* [Supplied data]:

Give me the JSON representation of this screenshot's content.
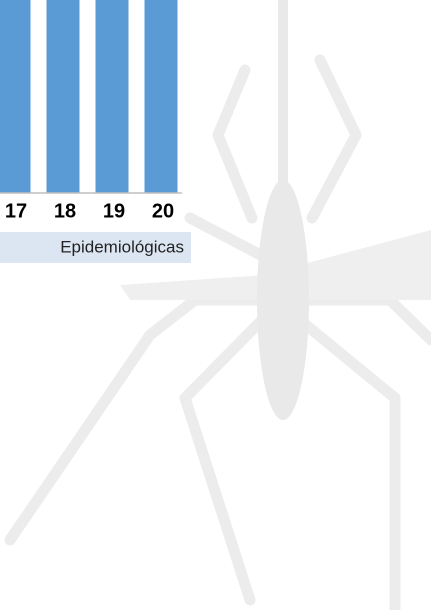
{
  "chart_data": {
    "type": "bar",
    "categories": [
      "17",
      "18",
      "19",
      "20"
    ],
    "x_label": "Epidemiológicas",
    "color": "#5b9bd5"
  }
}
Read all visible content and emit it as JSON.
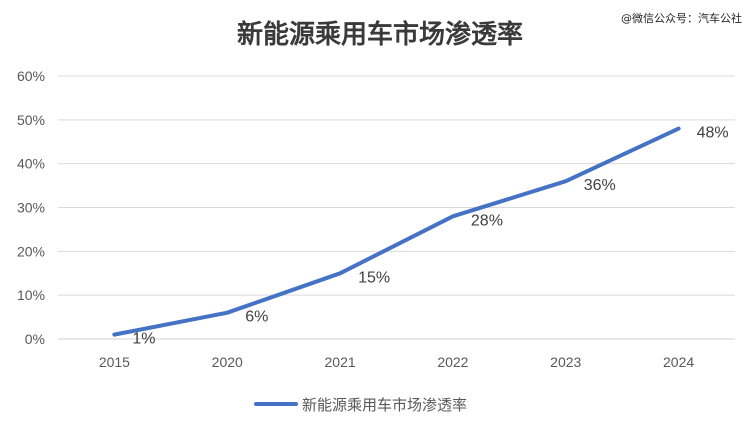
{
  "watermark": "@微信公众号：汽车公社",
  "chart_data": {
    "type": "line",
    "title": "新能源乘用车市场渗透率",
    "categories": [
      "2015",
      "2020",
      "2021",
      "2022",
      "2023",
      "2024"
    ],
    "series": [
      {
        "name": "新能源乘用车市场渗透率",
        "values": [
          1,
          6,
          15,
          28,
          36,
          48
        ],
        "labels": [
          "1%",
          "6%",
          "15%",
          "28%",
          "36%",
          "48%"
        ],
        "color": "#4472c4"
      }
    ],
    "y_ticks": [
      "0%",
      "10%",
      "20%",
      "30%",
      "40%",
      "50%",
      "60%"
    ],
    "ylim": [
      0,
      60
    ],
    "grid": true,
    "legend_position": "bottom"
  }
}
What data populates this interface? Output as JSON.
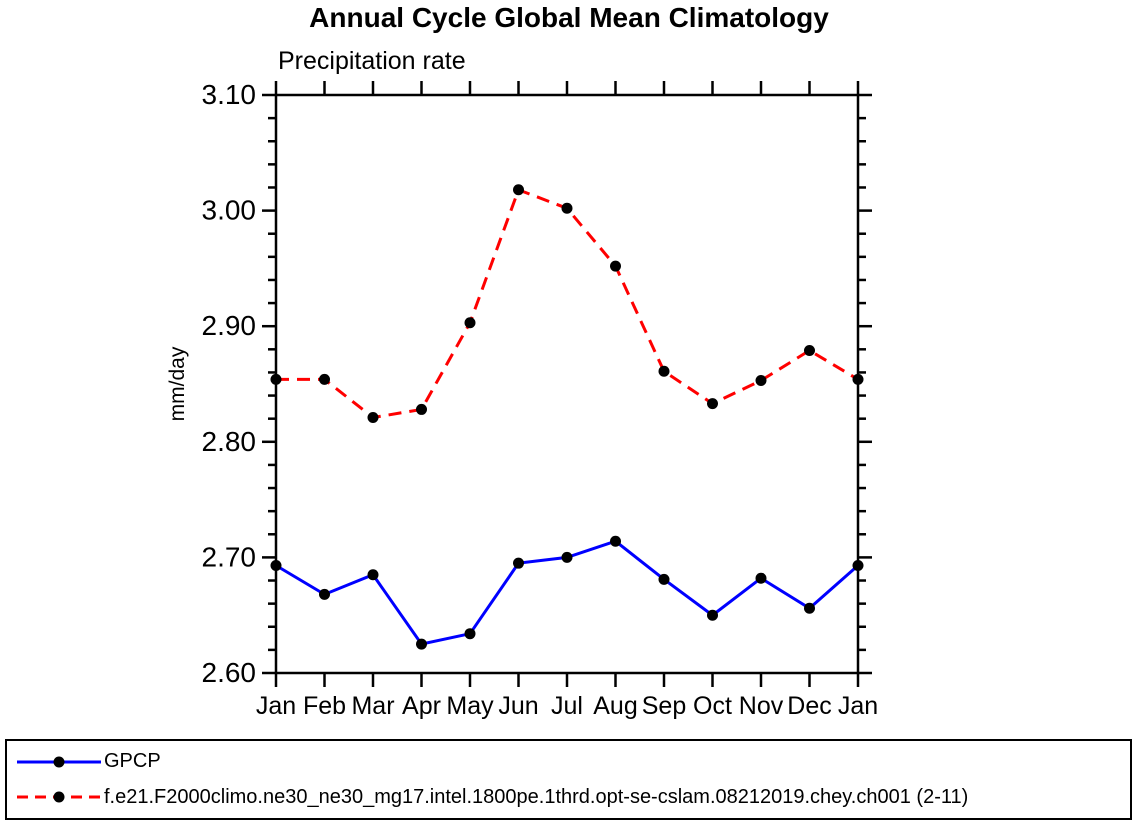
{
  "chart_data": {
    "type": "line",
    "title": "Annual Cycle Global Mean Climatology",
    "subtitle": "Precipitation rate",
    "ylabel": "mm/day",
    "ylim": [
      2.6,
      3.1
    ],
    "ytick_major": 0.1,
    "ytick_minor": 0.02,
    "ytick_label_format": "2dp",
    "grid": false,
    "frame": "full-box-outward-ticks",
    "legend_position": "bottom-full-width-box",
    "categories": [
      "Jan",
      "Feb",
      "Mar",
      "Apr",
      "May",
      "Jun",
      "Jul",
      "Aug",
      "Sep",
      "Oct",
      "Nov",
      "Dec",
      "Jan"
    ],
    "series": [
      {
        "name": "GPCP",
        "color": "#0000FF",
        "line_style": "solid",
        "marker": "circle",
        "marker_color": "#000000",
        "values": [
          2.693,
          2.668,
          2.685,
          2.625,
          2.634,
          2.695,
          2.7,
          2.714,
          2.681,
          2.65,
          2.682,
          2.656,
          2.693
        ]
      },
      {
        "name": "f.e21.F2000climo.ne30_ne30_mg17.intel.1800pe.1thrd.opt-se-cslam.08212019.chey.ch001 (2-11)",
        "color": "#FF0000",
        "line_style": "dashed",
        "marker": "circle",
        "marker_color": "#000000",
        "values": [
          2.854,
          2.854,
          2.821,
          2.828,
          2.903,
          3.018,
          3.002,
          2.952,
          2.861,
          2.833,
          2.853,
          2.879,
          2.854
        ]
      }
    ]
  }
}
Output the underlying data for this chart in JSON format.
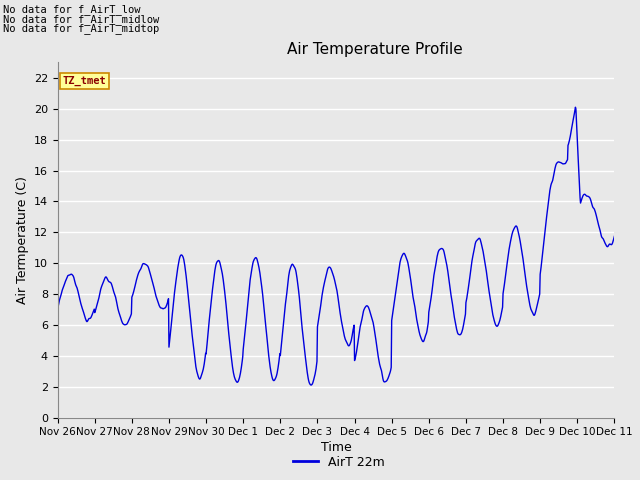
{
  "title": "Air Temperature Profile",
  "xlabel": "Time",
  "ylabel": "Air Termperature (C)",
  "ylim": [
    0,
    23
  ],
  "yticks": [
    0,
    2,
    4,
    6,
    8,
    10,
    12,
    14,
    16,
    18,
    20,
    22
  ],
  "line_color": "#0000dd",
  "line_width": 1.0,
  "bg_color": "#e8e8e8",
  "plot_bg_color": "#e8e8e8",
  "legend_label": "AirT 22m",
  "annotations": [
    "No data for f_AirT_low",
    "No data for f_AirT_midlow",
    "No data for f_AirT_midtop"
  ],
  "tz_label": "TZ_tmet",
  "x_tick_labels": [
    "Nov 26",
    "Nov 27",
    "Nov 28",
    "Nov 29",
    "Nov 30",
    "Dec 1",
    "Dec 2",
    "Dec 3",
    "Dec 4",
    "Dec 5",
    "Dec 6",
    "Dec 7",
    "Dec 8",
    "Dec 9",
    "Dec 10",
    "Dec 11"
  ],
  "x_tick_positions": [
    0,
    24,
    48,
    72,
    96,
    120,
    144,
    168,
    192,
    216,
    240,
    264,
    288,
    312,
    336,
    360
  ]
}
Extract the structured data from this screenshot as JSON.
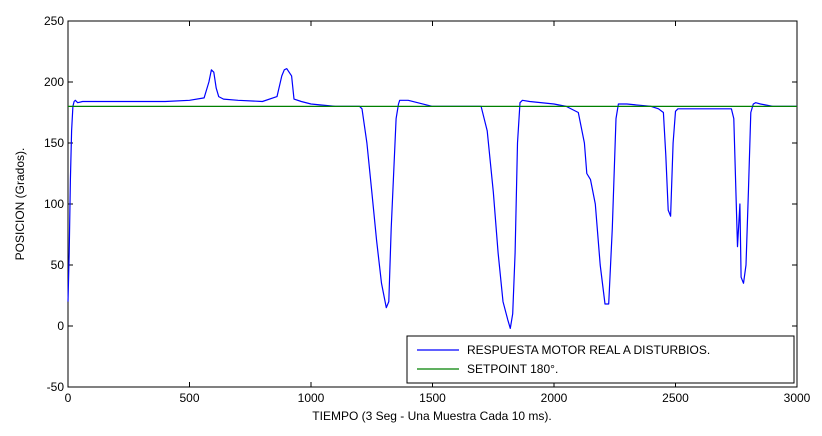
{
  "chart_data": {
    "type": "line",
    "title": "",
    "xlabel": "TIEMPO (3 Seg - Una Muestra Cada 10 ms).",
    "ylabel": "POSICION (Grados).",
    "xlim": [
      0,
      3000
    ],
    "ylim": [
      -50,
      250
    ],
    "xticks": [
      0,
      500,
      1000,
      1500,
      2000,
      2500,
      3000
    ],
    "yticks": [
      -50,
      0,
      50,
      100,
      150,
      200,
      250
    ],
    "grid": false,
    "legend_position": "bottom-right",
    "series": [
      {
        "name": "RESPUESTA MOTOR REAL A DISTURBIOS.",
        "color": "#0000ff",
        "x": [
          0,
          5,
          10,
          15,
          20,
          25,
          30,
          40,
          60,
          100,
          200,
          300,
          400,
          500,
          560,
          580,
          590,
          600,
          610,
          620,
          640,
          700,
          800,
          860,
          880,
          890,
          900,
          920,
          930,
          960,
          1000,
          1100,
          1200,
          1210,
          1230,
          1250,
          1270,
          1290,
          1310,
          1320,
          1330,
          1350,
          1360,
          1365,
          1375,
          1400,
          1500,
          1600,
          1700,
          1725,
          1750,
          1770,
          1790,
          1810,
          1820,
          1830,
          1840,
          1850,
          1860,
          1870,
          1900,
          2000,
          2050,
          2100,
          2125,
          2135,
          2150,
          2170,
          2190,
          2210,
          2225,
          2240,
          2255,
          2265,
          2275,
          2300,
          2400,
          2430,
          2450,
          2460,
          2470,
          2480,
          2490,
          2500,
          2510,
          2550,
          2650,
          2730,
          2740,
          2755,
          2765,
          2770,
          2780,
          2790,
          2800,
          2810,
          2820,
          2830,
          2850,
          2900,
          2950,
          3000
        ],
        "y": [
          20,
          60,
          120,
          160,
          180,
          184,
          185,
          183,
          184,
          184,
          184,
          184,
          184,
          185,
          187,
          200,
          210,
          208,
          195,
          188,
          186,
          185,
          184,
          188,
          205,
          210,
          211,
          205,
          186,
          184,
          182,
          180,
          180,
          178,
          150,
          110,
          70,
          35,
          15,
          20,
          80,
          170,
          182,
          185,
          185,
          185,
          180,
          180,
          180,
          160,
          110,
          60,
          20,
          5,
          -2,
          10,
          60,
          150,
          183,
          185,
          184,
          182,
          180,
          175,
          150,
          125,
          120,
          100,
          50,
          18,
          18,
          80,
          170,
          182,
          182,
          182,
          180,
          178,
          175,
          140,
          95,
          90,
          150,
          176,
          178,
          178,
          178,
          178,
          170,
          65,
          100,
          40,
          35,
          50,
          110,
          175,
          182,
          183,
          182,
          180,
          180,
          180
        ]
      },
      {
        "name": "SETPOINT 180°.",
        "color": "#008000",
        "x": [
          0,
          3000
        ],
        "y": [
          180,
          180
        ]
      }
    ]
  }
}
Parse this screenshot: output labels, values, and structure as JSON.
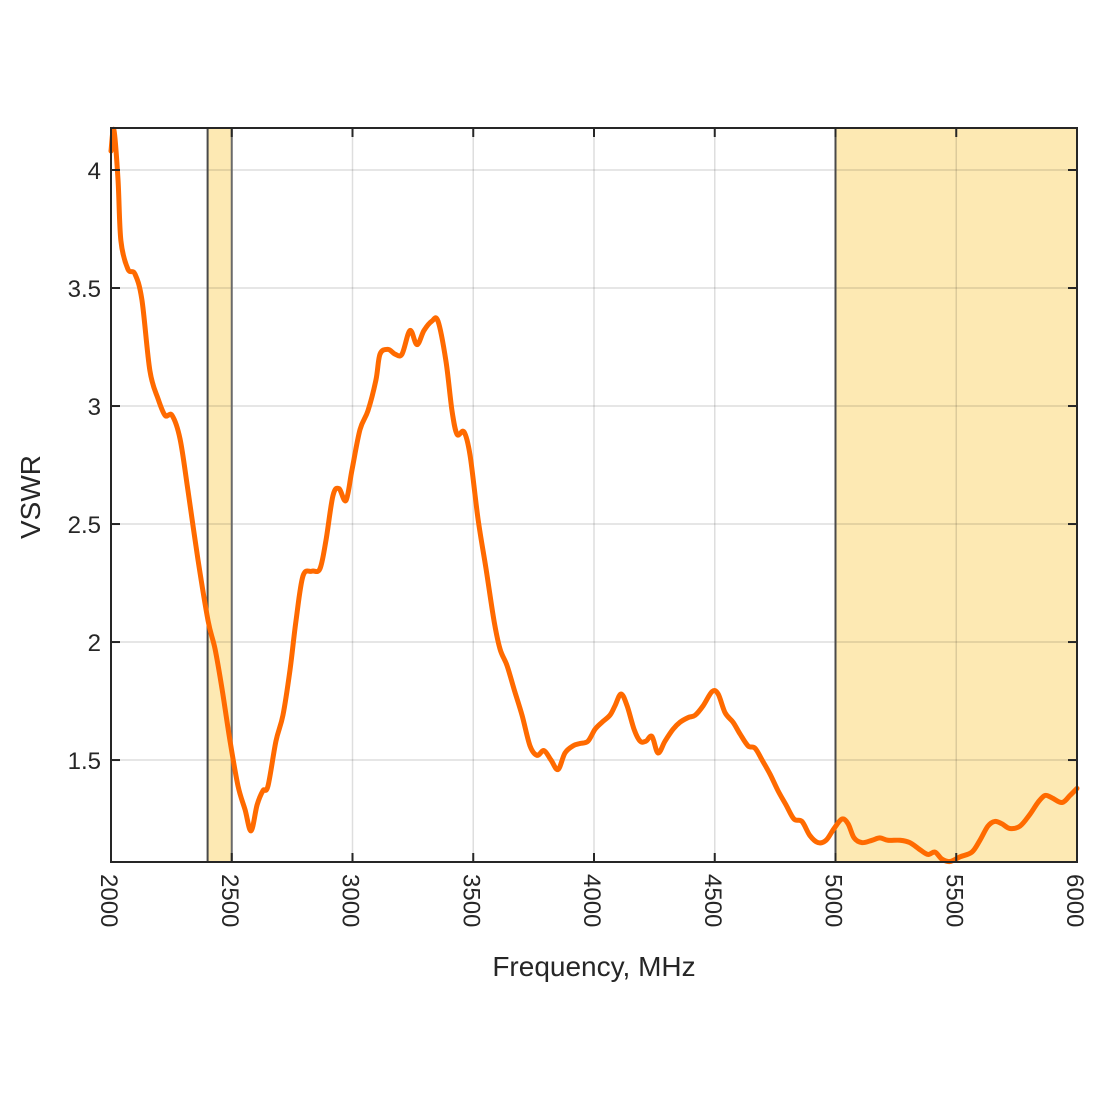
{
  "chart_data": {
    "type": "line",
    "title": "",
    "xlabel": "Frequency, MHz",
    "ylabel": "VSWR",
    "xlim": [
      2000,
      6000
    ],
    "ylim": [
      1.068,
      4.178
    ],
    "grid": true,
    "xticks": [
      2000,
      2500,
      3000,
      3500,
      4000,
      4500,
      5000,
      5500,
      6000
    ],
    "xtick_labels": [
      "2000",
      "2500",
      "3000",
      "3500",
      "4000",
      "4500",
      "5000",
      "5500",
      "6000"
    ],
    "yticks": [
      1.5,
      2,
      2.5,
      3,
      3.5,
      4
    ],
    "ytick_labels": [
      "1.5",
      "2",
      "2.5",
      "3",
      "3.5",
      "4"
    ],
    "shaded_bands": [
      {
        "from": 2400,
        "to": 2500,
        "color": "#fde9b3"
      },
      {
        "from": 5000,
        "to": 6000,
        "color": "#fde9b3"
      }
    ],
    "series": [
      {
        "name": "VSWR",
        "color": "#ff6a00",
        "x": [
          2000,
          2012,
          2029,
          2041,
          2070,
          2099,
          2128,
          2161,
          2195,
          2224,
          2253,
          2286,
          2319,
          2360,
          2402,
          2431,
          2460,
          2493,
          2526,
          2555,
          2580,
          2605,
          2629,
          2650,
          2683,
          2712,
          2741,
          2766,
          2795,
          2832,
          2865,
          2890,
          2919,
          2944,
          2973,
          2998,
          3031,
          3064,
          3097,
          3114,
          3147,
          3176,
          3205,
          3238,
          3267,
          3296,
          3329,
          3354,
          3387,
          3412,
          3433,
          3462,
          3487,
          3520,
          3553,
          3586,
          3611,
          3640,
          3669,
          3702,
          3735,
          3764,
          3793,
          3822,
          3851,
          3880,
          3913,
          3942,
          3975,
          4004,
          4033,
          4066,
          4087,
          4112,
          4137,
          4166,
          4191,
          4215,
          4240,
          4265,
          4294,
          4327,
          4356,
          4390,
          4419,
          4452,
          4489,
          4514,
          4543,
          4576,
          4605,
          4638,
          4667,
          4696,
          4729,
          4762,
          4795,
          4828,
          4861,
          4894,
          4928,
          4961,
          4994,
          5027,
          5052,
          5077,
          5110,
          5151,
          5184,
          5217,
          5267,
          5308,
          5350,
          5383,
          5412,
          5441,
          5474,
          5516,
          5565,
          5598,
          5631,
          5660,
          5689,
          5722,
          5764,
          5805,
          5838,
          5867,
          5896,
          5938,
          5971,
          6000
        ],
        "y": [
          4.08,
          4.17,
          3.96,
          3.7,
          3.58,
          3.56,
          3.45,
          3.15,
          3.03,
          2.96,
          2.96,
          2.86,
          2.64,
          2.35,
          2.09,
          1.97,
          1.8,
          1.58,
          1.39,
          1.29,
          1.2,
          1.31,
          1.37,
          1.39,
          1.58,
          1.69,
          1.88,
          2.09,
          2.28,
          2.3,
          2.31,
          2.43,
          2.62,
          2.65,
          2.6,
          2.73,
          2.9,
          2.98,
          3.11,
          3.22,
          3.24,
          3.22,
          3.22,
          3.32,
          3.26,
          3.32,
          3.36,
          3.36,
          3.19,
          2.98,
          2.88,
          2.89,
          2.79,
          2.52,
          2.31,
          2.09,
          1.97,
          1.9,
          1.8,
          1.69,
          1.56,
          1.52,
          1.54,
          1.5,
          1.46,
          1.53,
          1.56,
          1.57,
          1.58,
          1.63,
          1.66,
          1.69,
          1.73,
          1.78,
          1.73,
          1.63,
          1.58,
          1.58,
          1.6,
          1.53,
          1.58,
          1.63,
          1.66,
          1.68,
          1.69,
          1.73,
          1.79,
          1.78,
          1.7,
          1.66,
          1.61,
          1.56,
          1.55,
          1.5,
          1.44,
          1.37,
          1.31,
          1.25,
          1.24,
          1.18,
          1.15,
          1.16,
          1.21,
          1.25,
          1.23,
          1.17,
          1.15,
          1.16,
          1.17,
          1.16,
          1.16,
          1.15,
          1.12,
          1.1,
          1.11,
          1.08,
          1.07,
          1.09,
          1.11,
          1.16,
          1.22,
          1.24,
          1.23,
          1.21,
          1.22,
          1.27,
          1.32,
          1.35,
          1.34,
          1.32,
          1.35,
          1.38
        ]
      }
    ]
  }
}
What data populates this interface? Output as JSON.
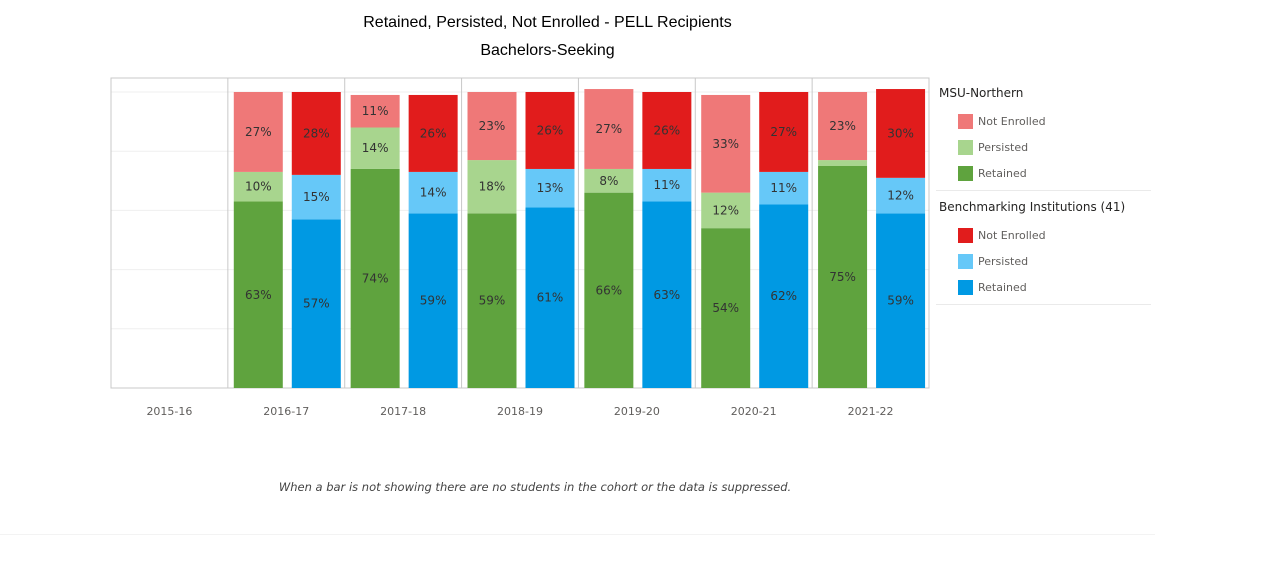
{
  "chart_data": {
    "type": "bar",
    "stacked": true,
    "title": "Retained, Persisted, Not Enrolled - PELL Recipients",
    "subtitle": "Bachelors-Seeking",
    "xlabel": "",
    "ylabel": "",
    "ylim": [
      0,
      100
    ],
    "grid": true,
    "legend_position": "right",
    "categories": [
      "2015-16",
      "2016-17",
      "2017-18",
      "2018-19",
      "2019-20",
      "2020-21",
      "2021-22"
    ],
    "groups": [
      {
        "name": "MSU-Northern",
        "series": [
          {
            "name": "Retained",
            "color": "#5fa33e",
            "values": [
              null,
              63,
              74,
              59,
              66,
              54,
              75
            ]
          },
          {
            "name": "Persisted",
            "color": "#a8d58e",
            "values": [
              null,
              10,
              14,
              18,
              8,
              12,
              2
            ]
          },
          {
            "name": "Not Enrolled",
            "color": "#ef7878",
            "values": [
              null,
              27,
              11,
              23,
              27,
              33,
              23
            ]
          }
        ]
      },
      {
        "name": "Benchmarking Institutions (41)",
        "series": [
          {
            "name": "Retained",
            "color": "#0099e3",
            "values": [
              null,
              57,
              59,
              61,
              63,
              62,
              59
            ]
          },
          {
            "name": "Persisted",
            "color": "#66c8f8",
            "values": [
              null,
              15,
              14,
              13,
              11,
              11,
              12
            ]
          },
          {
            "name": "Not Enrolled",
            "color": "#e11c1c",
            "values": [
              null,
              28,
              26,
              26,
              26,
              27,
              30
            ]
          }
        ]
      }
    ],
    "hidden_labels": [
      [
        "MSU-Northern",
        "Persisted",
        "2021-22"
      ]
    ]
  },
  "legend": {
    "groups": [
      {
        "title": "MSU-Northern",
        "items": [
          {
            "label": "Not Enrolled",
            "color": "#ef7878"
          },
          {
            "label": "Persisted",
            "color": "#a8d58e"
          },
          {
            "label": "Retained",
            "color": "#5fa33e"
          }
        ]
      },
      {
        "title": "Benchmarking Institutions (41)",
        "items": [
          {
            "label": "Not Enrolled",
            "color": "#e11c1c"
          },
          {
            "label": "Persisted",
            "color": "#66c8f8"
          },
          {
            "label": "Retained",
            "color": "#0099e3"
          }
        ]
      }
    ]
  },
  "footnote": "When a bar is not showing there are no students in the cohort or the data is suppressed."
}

* [Stated goal]: Tally the lines in the listing that hold "Institutions" and report the number alone.

* [Answer to the task]: 2